= Set problem =
Copy the listing below in full and skip every picture.

─── Given entries ───

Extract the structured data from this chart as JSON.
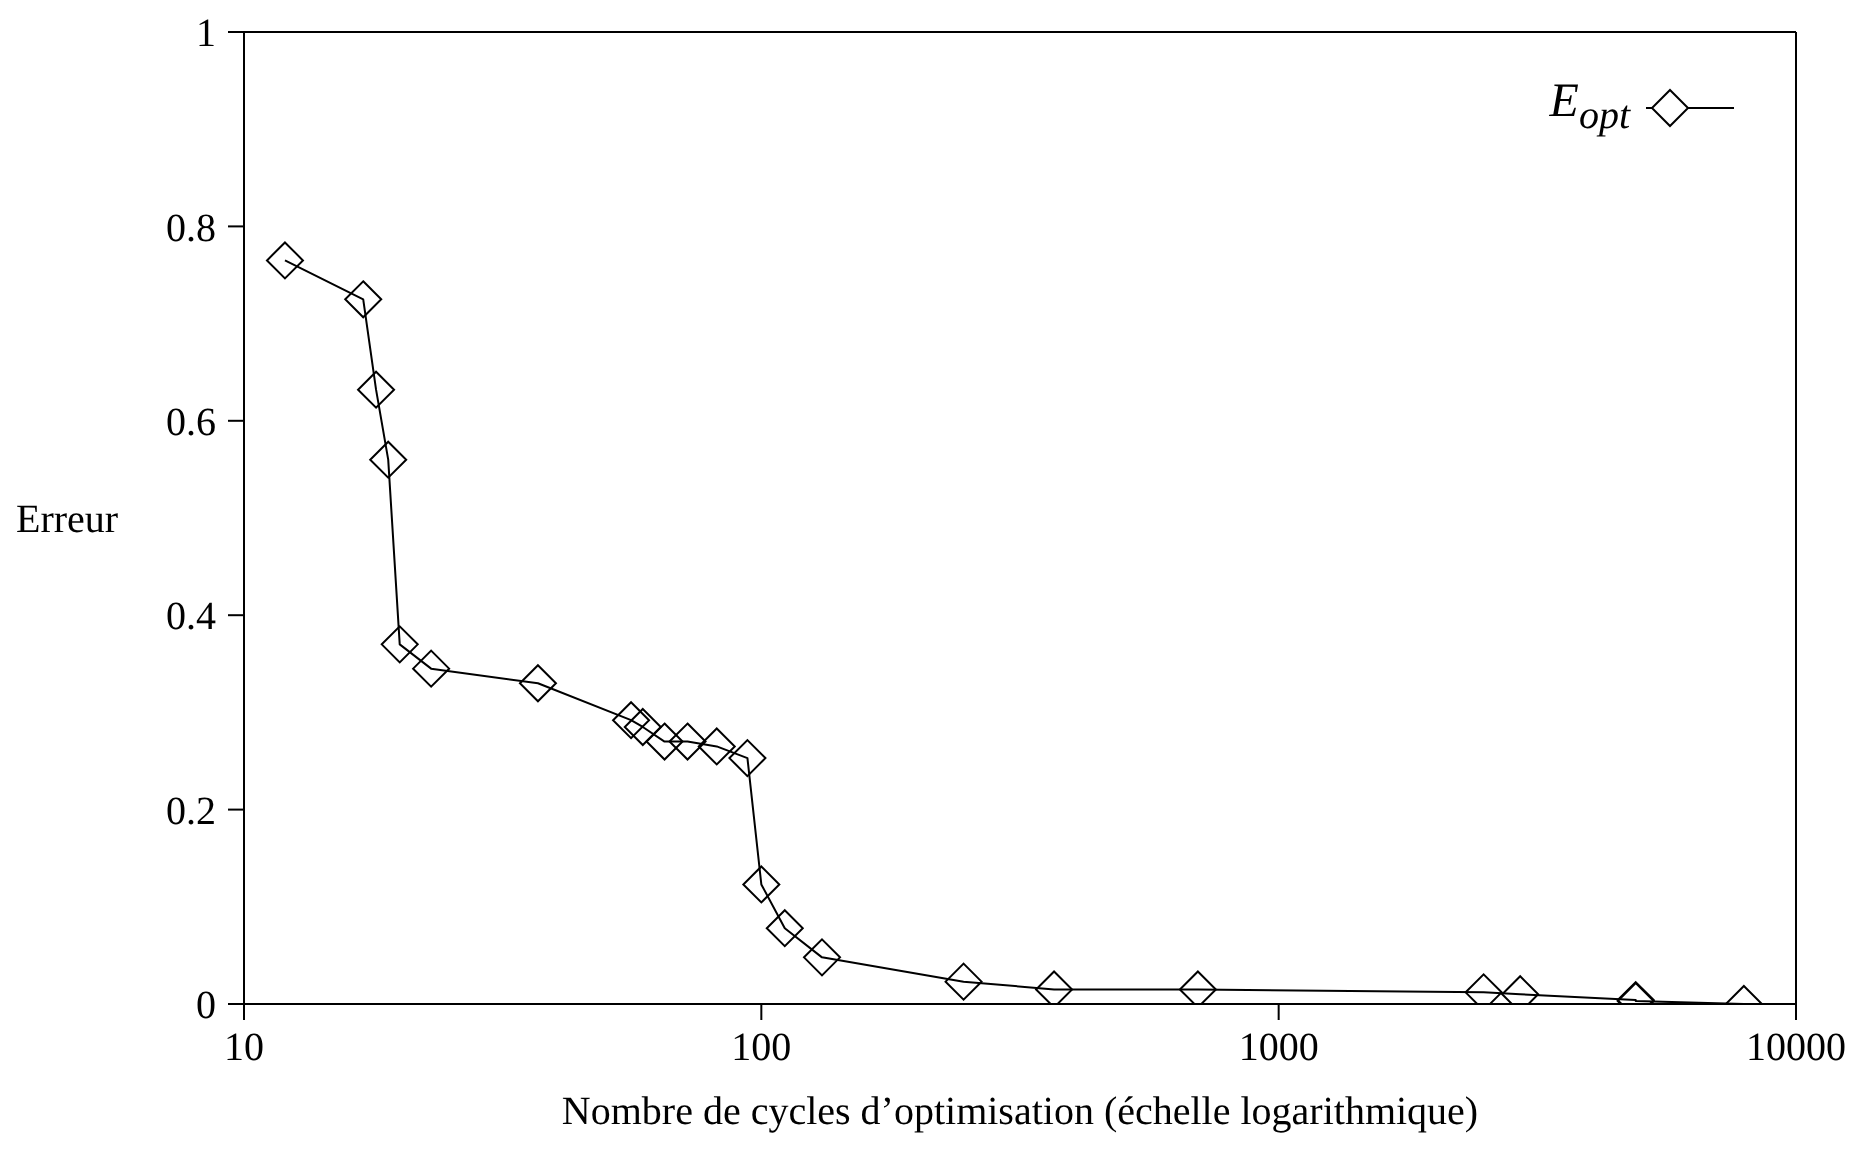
{
  "chart_data": {
    "type": "line",
    "xlabel": "Nombre de cycles d’optimisation (échelle logarithmique)",
    "ylabel": "Erreur",
    "log": "x",
    "xlim": [
      10,
      10000
    ],
    "xticks": [
      10,
      100,
      1000,
      10000
    ],
    "ylim": [
      0,
      1
    ],
    "yticks": [
      0,
      0.2,
      0.4,
      0.6,
      0.8,
      1
    ],
    "legend": "top right",
    "marker": "diamond",
    "line_style": "solid",
    "series": [
      {
        "name": "E$_{opt}$",
        "color": "#000000",
        "x": [
          12,
          17,
          18,
          19,
          20,
          23,
          37,
          56,
          59,
          65,
          72,
          82,
          94,
          100,
          111,
          131,
          246,
          368,
          698,
          2490,
          2930,
          4900,
          4900,
          7930
        ],
        "values": [
          0.765,
          0.725,
          0.632,
          0.56,
          0.37,
          0.345,
          0.33,
          0.292,
          0.285,
          0.27,
          0.27,
          0.265,
          0.253,
          0.123,
          0.078,
          0.048,
          0.023,
          0.015,
          0.015,
          0.012,
          0.01,
          0.004,
          0.003,
          0.0
        ]
      }
    ]
  }
}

───

= Task output =
Extract the structured data from this chart as JSON.
{
  "chart_data": {
    "type": "line",
    "xlabel": "Nombre de cycles d’optimisation (échelle logarithmique)",
    "ylabel": "Erreur",
    "log": "x",
    "xlim": [
      10,
      10000
    ],
    "xticks": [
      10,
      100,
      1000,
      10000
    ],
    "ylim": [
      0,
      1
    ],
    "yticks": [
      0,
      0.2,
      0.4,
      0.6,
      0.8,
      1
    ],
    "legend": "top right",
    "marker": "diamond",
    "line_style": "solid",
    "series": [
      {
        "name": "E$_{opt}$",
        "color": "#000000",
        "x": [
          12,
          17,
          18,
          19,
          20,
          23,
          37,
          56,
          59,
          65,
          72,
          82,
          94,
          100,
          111,
          131,
          246,
          368,
          698,
          2490,
          2930,
          4900,
          4900,
          7930
        ],
        "values": [
          0.765,
          0.725,
          0.632,
          0.56,
          0.37,
          0.345,
          0.33,
          0.292,
          0.285,
          0.27,
          0.27,
          0.265,
          0.253,
          0.123,
          0.078,
          0.048,
          0.023,
          0.015,
          0.015,
          0.012,
          0.01,
          0.004,
          0.003,
          0.0
        ]
      }
    ]
  }
}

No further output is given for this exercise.